Answer with nothing but the number of lines that include the word "progress".

◆ **DATA LINES**
++++
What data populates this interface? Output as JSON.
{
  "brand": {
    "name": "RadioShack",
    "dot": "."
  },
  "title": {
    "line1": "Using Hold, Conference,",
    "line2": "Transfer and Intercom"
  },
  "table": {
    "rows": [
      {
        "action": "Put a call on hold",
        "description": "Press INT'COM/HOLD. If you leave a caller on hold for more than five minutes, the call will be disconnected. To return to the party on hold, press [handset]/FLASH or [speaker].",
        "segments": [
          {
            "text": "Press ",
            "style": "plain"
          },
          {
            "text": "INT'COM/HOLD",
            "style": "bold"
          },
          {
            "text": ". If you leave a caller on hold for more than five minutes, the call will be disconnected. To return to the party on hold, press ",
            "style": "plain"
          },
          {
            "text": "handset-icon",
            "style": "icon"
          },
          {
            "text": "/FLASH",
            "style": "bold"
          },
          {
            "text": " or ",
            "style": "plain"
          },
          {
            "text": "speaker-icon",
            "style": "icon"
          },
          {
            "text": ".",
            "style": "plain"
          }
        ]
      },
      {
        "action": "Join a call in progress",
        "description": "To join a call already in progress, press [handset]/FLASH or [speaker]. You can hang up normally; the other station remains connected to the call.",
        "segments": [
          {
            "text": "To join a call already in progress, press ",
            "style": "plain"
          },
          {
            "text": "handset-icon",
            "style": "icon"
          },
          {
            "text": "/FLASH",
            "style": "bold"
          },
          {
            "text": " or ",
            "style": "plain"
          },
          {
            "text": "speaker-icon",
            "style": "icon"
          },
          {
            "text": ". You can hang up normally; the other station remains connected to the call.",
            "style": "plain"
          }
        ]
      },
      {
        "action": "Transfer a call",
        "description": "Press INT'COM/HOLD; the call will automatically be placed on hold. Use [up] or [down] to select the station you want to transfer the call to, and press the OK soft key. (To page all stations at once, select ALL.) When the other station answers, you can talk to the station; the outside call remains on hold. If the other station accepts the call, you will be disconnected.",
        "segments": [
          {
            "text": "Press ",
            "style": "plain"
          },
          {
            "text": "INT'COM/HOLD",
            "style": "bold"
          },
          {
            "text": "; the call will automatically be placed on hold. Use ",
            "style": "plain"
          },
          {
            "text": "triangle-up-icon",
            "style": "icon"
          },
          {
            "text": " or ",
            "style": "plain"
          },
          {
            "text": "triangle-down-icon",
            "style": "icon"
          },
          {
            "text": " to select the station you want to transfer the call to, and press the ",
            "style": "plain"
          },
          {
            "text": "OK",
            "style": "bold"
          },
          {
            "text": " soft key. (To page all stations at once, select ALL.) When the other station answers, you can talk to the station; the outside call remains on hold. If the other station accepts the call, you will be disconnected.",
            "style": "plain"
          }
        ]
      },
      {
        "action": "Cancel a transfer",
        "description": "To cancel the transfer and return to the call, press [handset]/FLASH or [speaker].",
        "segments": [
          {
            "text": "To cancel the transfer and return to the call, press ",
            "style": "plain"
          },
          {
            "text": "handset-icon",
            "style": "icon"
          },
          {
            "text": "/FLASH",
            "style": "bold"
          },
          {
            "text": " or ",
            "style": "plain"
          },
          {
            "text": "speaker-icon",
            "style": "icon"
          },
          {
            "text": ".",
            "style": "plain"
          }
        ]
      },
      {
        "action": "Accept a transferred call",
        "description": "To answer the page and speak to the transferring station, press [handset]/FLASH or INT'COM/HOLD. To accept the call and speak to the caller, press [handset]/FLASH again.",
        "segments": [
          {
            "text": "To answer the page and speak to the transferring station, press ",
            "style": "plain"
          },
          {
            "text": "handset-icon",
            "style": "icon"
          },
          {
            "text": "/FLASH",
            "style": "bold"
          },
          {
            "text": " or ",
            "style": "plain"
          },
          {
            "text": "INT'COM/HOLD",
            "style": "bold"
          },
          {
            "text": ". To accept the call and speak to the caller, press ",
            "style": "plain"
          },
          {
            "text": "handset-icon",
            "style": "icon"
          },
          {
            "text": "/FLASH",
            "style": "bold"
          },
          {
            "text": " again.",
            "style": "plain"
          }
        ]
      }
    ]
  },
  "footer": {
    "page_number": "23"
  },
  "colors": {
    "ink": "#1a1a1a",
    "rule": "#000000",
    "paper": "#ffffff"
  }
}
++++
◆ **ANSWER IN FULL**
3